- [GIVEN DATA]
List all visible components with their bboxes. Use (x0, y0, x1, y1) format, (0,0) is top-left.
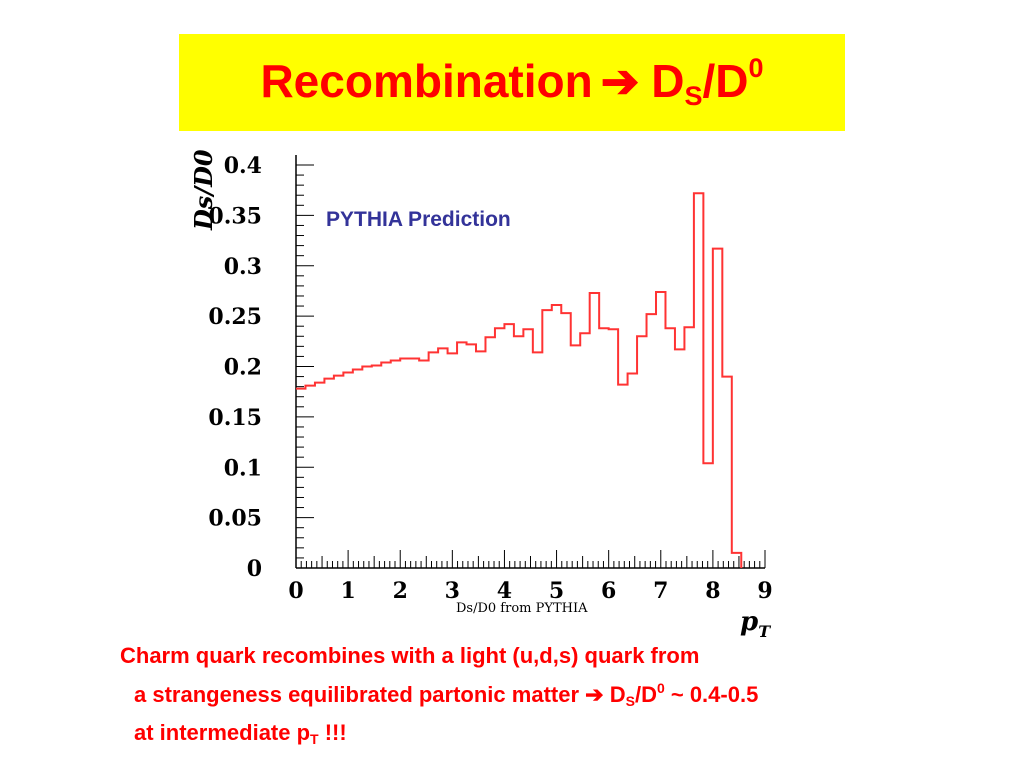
x-tick-label: 8 (705, 578, 720, 604)
title-slash: /D (702, 55, 749, 107)
x-tick-label: 3 (445, 578, 460, 604)
title-main: Recombination (260, 55, 593, 107)
x-tick-label: 4 (497, 578, 512, 604)
x-axis-label: pT (740, 607, 771, 641)
histogram-series-line (296, 192, 743, 568)
chart-ticks (295, 164, 766, 569)
y-tick-label: 0.4 (224, 153, 262, 179)
y-tick-label: 0.15 (208, 405, 262, 431)
x-tick-label: 9 (757, 578, 772, 604)
axis-subtitle: Ds/D0 from PYTHIA (456, 601, 588, 616)
x-tick-label: 7 (653, 578, 668, 604)
slide-title: Recombination ➔ DS/D0 (260, 53, 763, 112)
caption-slash: /D (634, 682, 657, 707)
x-tick-label: 0 (288, 578, 303, 604)
arrow-icon: ➔ (585, 682, 604, 707)
y-tick-label: 0 (247, 556, 262, 582)
y-tick-label: 0.05 (208, 506, 262, 532)
caption-line-2-text: a strangeness equilibrated partonic matt… (134, 682, 580, 707)
x-tick-label: 6 (601, 578, 616, 604)
y-tick-label: 0.25 (208, 304, 262, 330)
y-axis-label: Ds/D0 (189, 149, 218, 231)
arrow-icon: ➔ (600, 55, 640, 107)
x-tick-label: 2 (393, 578, 408, 604)
title-subscript: S (684, 81, 703, 111)
y-tick-label: 0.35 (208, 203, 262, 229)
caption-line-1: Charm quark recombines with a light (u,d… (120, 643, 700, 668)
chart-annotation: PYTHIA Prediction (326, 208, 511, 231)
chart-tick-labels: 0 0.05 0.1 0.15 0.2 0.25 0.3 0.35 0.4 0 1 2 3 4 5 6 7 8 9 (208, 153, 772, 604)
caption-line-3-text: at intermediate p (134, 720, 311, 745)
y-tick-label: 0.2 (224, 355, 262, 381)
y-tick-label: 0.3 (224, 254, 262, 280)
x-tick-label: 5 (549, 578, 564, 604)
x-tick-label: 1 (340, 578, 355, 604)
caption-d: D (609, 682, 626, 707)
caption-line-3: at intermediate pT !!! (120, 717, 1000, 755)
title-banner: Recombination ➔ DS/D0 (179, 34, 845, 131)
slide-caption: Charm quark recombines with a light (u,d… (120, 640, 1000, 755)
caption-pt-subscript: T (310, 731, 319, 747)
caption-subscript: S (625, 693, 635, 709)
caption-exclaim: !!! (318, 720, 347, 745)
caption-superscript: 0 (656, 680, 665, 696)
caption-ratio: ~ 0.4-0.5 (664, 682, 759, 707)
title-superscript: 0 (748, 53, 764, 83)
caption-line-2: a strangeness equilibrated partonic matt… (120, 672, 1000, 717)
y-tick-label: 0.1 (224, 455, 262, 481)
title-d: D (651, 55, 685, 107)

- [TASK BRIEF] The answer must be an exact copy of the records, with no pictures in it.

- [RESULT OF THIS TASK]
List all visible components with their bboxes. Use (x0, y0, x1, y1) format, (0,0) is top-left.
x-tick-label: 8 (705, 578, 720, 604)
title-slash: /D (702, 55, 749, 107)
x-tick-label: 3 (445, 578, 460, 604)
title-main: Recombination (260, 55, 593, 107)
x-tick-label: 4 (497, 578, 512, 604)
x-axis-label: pT (740, 607, 771, 641)
histogram-series-line (296, 192, 743, 568)
chart-ticks (295, 164, 766, 569)
y-tick-label: 0.4 (224, 153, 262, 179)
y-tick-label: 0.15 (208, 405, 262, 431)
x-tick-label: 9 (757, 578, 772, 604)
axis-subtitle: Ds/D0 from PYTHIA (456, 601, 588, 616)
x-tick-label: 7 (653, 578, 668, 604)
slide-title: Recombination ➔ DS/D0 (260, 53, 763, 112)
caption-slash: /D (634, 682, 657, 707)
x-tick-label: 0 (288, 578, 303, 604)
arrow-icon: ➔ (585, 682, 604, 707)
y-tick-label: 0 (247, 556, 262, 582)
y-tick-label: 0.05 (208, 506, 262, 532)
caption-line-2-text: a strangeness equilibrated partonic matt… (134, 682, 580, 707)
x-tick-label: 6 (601, 578, 616, 604)
y-tick-label: 0.25 (208, 304, 262, 330)
y-axis-label: Ds/D0 (189, 149, 218, 231)
arrow-icon: ➔ (600, 55, 640, 107)
x-tick-label: 2 (393, 578, 408, 604)
title-subscript: S (684, 81, 703, 111)
y-tick-label: 0.35 (208, 203, 262, 229)
caption-line-1: Charm quark recombines with a light (u,d… (120, 643, 700, 668)
chart-annotation: PYTHIA Prediction (326, 208, 511, 231)
chart-tick-labels: 0 0.05 0.1 0.15 0.2 0.25 0.3 0.35 0.4 0 1 2 3 4 5 6 7 8 9 (208, 153, 772, 604)
caption-line-3-text: at intermediate p (134, 720, 311, 745)
y-tick-label: 0.2 (224, 355, 262, 381)
y-tick-label: 0.3 (224, 254, 262, 280)
x-tick-label: 5 (549, 578, 564, 604)
x-tick-label: 1 (340, 578, 355, 604)
caption-d: D (609, 682, 626, 707)
caption-line-3: at intermediate pT !!! (120, 717, 1000, 755)
title-banner: Recombination ➔ DS/D0 (179, 34, 845, 131)
slide-caption: Charm quark recombines with a light (u,d… (120, 640, 1000, 755)
caption-pt-subscript: T (310, 731, 319, 747)
caption-subscript: S (625, 693, 635, 709)
caption-exclaim: !!! (318, 720, 347, 745)
caption-superscript: 0 (656, 680, 665, 696)
caption-ratio: ~ 0.4-0.5 (664, 682, 759, 707)
title-superscript: 0 (748, 53, 764, 83)
caption-line-2: a strangeness equilibrated partonic matt… (120, 672, 1000, 717)
y-tick-label: 0.1 (224, 455, 262, 481)
title-d: D (651, 55, 685, 107)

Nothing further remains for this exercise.